▶ _Short task_: Arrange all lines of the records below into a single numbered list, leaving out blank lines and the pictures.

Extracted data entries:
-----

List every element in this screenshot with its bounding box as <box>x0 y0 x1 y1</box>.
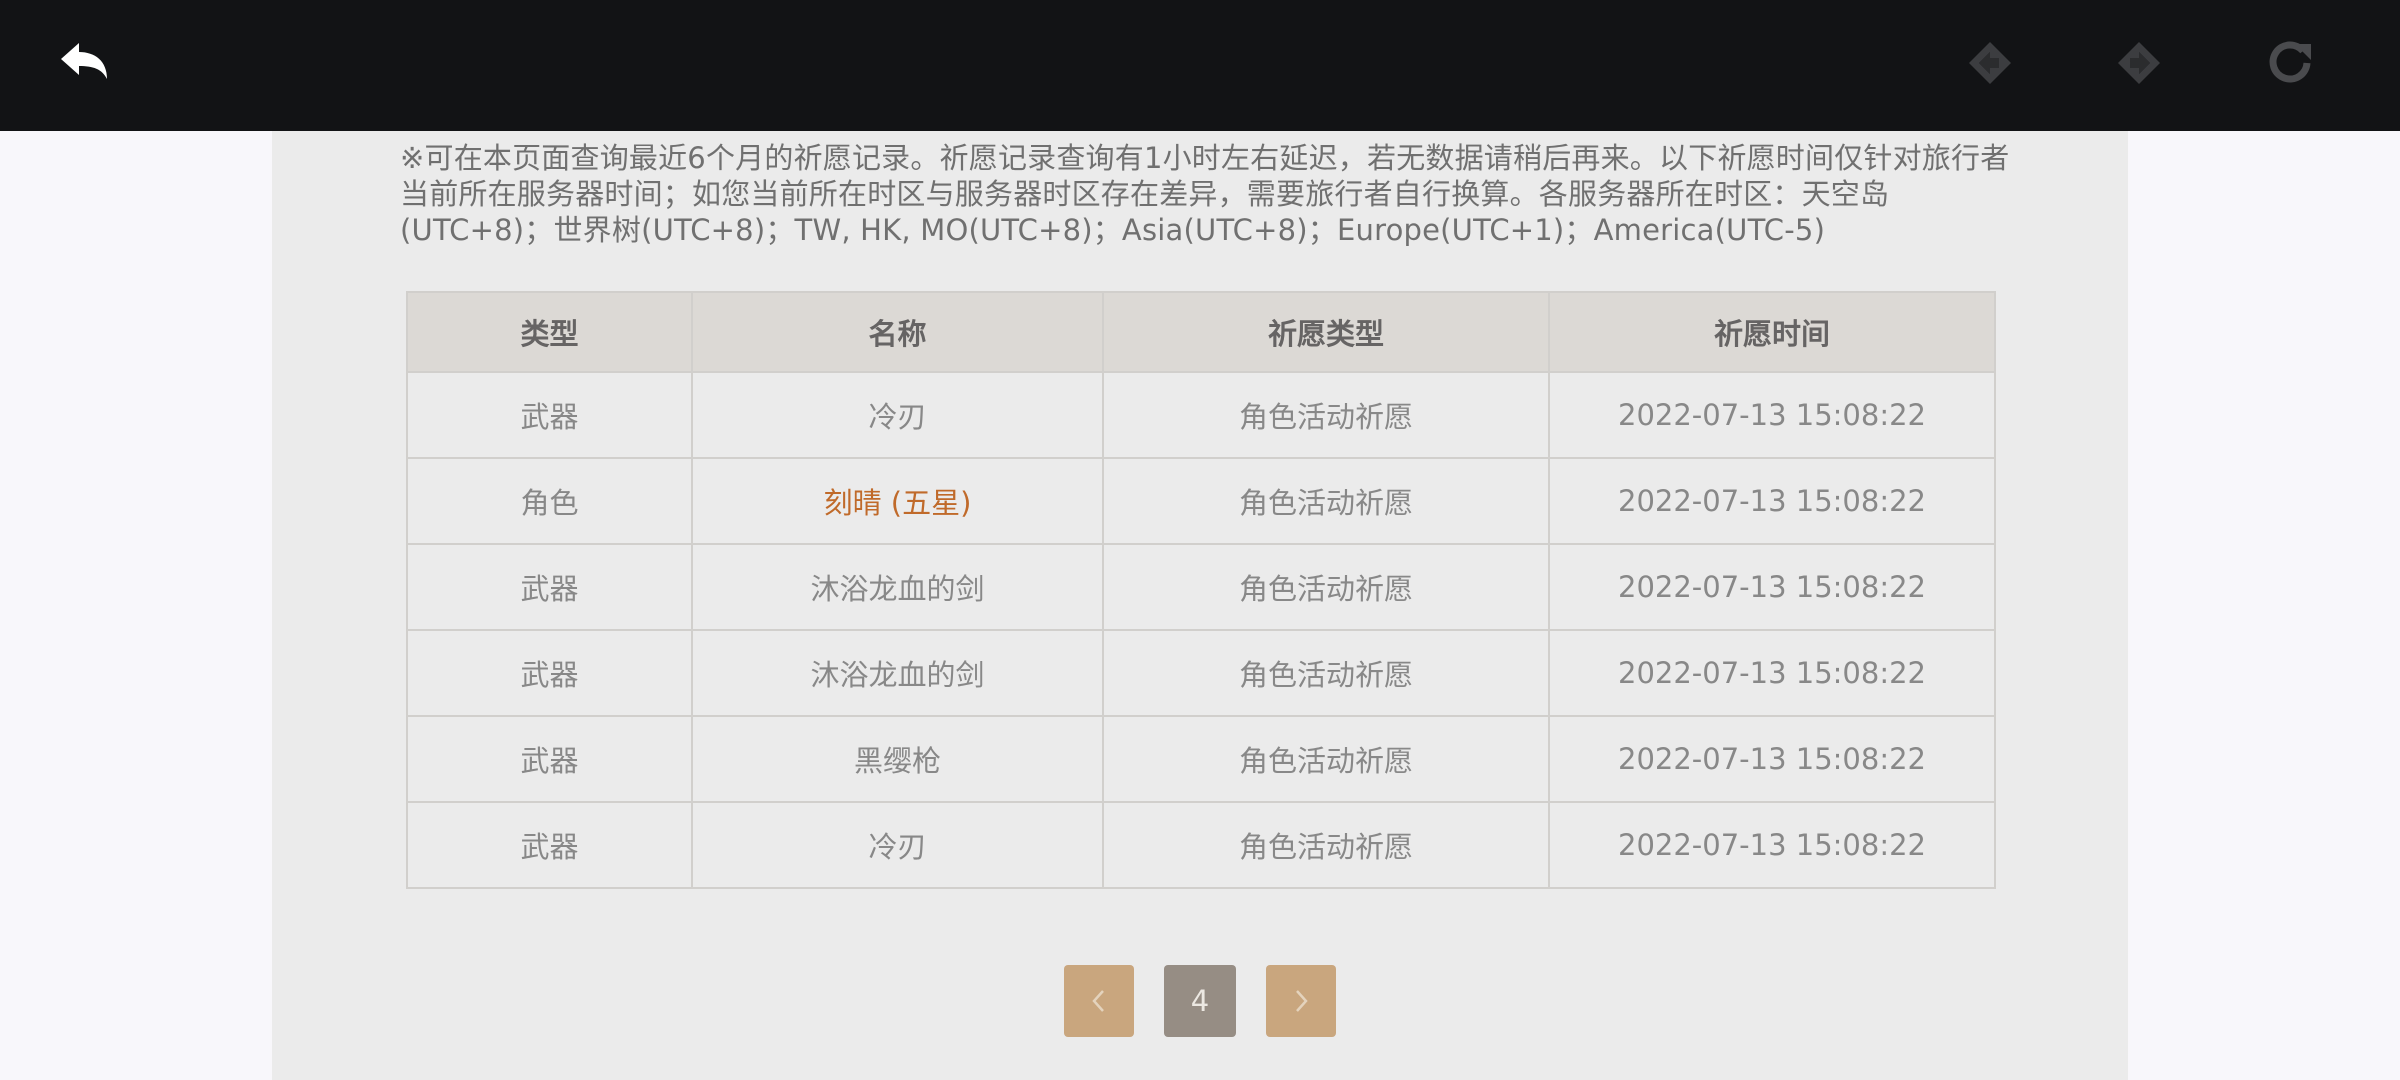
chevron-right-icon <box>1296 990 1308 1012</box>
diamond-right-icon <box>2118 42 2160 84</box>
cell-time: 2022-07-13 15:08:22 <box>1548 801 1996 889</box>
table-row: 角色 刻晴 (五星) 角色活动祈愿 2022-07-13 15:08:22 <box>406 457 1996 545</box>
reload-icon <box>2269 41 2311 83</box>
cell-name: 黑缨枪 <box>691 715 1104 803</box>
wish-record-table: 类型 名称 祈愿类型 祈愿时间 武器 冷刃 角色活动祈愿 2022-07-13 … <box>406 291 1996 889</box>
table-row: 武器 沐浴龙血的剑 角色活动祈愿 2022-07-13 15:08:22 <box>406 629 1996 717</box>
table-row: 武器 冷刃 角色活动祈愿 2022-07-13 15:08:22 <box>406 801 1996 889</box>
cell-time: 2022-07-13 15:08:22 <box>1548 457 1996 545</box>
back-arrow-icon <box>61 43 107 79</box>
cell-name-five-star: 刻晴 (五星) <box>691 457 1104 545</box>
cell-time: 2022-07-13 15:08:22 <box>1548 371 1996 459</box>
table-row: 武器 黑缨枪 角色活动祈愿 2022-07-13 15:08:22 <box>406 715 1996 803</box>
current-page-indicator: 4 <box>1164 965 1236 1037</box>
history-forward-button[interactable] <box>2109 33 2169 93</box>
top-toolbar <box>0 0 2400 131</box>
header-wish-time: 祈愿时间 <box>1548 291 1996 373</box>
cell-wish-type: 角色活动祈愿 <box>1102 371 1550 459</box>
table-row: 武器 冷刃 角色活动祈愿 2022-07-13 15:08:22 <box>406 371 1996 459</box>
reload-button[interactable] <box>2260 33 2320 93</box>
table-row: 武器 沐浴龙血的剑 角色活动祈愿 2022-07-13 15:08:22 <box>406 543 1996 631</box>
cell-type: 武器 <box>406 629 693 717</box>
cell-time: 2022-07-13 15:08:22 <box>1548 543 1996 631</box>
cell-wish-type: 角色活动祈愿 <box>1102 457 1550 545</box>
cell-type: 武器 <box>406 715 693 803</box>
cell-name: 冷刃 <box>691 371 1104 459</box>
history-back-button[interactable] <box>1960 33 2020 93</box>
cell-type: 武器 <box>406 543 693 631</box>
back-button[interactable] <box>53 33 113 93</box>
cell-name: 沐浴龙血的剑 <box>691 629 1104 717</box>
cell-wish-type: 角色活动祈愿 <box>1102 629 1550 717</box>
cell-type: 角色 <box>406 457 693 545</box>
table-header-row: 类型 名称 祈愿类型 祈愿时间 <box>406 291 1996 373</box>
cell-time: 2022-07-13 15:08:22 <box>1548 629 1996 717</box>
cell-type: 武器 <box>406 371 693 459</box>
chevron-left-icon <box>1092 990 1104 1012</box>
previous-page-button[interactable] <box>1064 965 1134 1037</box>
cell-name: 冷刃 <box>691 801 1104 889</box>
next-page-button[interactable] <box>1266 965 1336 1037</box>
cell-name: 沐浴龙血的剑 <box>691 543 1104 631</box>
header-wish-type: 祈愿类型 <box>1102 291 1550 373</box>
cell-type: 武器 <box>406 801 693 889</box>
notice-text: ※可在本页面查询最近6个月的祈愿记录。祈愿记录查询有1小时左右延迟，若无数据请稍… <box>400 141 2010 247</box>
header-name: 名称 <box>691 291 1104 373</box>
cell-wish-type: 角色活动祈愿 <box>1102 543 1550 631</box>
header-type: 类型 <box>406 291 693 373</box>
diamond-left-icon <box>1969 42 2011 84</box>
cell-wish-type: 角色活动祈愿 <box>1102 715 1550 803</box>
cell-wish-type: 角色活动祈愿 <box>1102 801 1550 889</box>
cell-time: 2022-07-13 15:08:22 <box>1548 715 1996 803</box>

-----

▶ _Exercise answer_:
1. List every element in this screenshot with its bounding box as <box>x0 y0 x1 y1</box>.
2. chevron-right-icon <box>1296 990 1308 1012</box>
3. diamond-right-icon <box>2118 42 2160 84</box>
4. cell-time: 2022-07-13 15:08:22 <box>1548 801 1996 889</box>
5. table-row: 角色 刻晴 (五星) 角色活动祈愿 2022-07-13 15:08:22 <box>406 457 1996 545</box>
6. reload-icon <box>2269 41 2311 83</box>
7. cell-name: 黑缨枪 <box>691 715 1104 803</box>
8. wish-record-table: 类型 名称 祈愿类型 祈愿时间 武器 冷刃 角色活动祈愿 2022-07-13 … <box>406 291 1996 889</box>
9. table-row: 武器 沐浴龙血的剑 角色活动祈愿 2022-07-13 15:08:22 <box>406 629 1996 717</box>
10. table-row: 武器 冷刃 角色活动祈愿 2022-07-13 15:08:22 <box>406 801 1996 889</box>
11. cell-time: 2022-07-13 15:08:22 <box>1548 457 1996 545</box>
12. back-arrow-icon <box>61 43 107 79</box>
13. cell-name-five-star: 刻晴 (五星) <box>691 457 1104 545</box>
14. cell-time: 2022-07-13 15:08:22 <box>1548 371 1996 459</box>
15. table-row: 武器 黑缨枪 角色活动祈愿 2022-07-13 15:08:22 <box>406 715 1996 803</box>
16. current-page-indicator: 4 <box>1164 965 1236 1037</box>
17. history-forward-button[interactable] <box>2109 33 2169 93</box>
18. top-toolbar <box>0 0 2400 131</box>
19. header-wish-time: 祈愿时间 <box>1548 291 1996 373</box>
20. cell-wish-type: 角色活动祈愿 <box>1102 371 1550 459</box>
21. table-row: 武器 冷刃 角色活动祈愿 2022-07-13 15:08:22 <box>406 371 1996 459</box>
22. reload-button[interactable] <box>2260 33 2320 93</box>
23. table-row: 武器 沐浴龙血的剑 角色活动祈愿 2022-07-13 15:08:22 <box>406 543 1996 631</box>
24. cell-type: 武器 <box>406 629 693 717</box>
25. cell-time: 2022-07-13 15:08:22 <box>1548 543 1996 631</box>
26. cell-wish-type: 角色活动祈愿 <box>1102 457 1550 545</box>
27. cell-type: 武器 <box>406 715 693 803</box>
28. cell-name: 冷刃 <box>691 371 1104 459</box>
29. history-back-button[interactable] <box>1960 33 2020 93</box>
30. cell-type: 武器 <box>406 543 693 631</box>
31. back-button[interactable] <box>53 33 113 93</box>
32. cell-name: 沐浴龙血的剑 <box>691 629 1104 717</box>
33. cell-wish-type: 角色活动祈愿 <box>1102 629 1550 717</box>
34. cell-type: 角色 <box>406 457 693 545</box>
35. table-header-row: 类型 名称 祈愿类型 祈愿时间 <box>406 291 1996 373</box>
36. cell-time: 2022-07-13 15:08:22 <box>1548 629 1996 717</box>
37. cell-type: 武器 <box>406 371 693 459</box>
38. chevron-left-icon <box>1092 990 1104 1012</box>
39. previous-page-button[interactable] <box>1064 965 1134 1037</box>
40. cell-name: 冷刃 <box>691 801 1104 889</box>
41. next-page-button[interactable] <box>1266 965 1336 1037</box>
42. cell-name: 沐浴龙血的剑 <box>691 543 1104 631</box>
43. header-wish-type: 祈愿类型 <box>1102 291 1550 373</box>
44. cell-type: 武器 <box>406 801 693 889</box>
45. notice-text: ※可在本页面查询最近6个月的祈愿记录。祈愿记录查询有1小时左右延迟，若无数据请稍… <box>400 141 2010 247</box>
46. header-name: 名称 <box>691 291 1104 373</box>
47. cell-wish-type: 角色活动祈愿 <box>1102 543 1550 631</box>
48. header-type: 类型 <box>406 291 693 373</box>
49. diamond-left-icon <box>1969 42 2011 84</box>
50. cell-wish-type: 角色活动祈愿 <box>1102 715 1550 803</box>
51. cell-wish-type: 角色活动祈愿 <box>1102 801 1550 889</box>
52. cell-time: 2022-07-13 15:08:22 <box>1548 715 1996 803</box>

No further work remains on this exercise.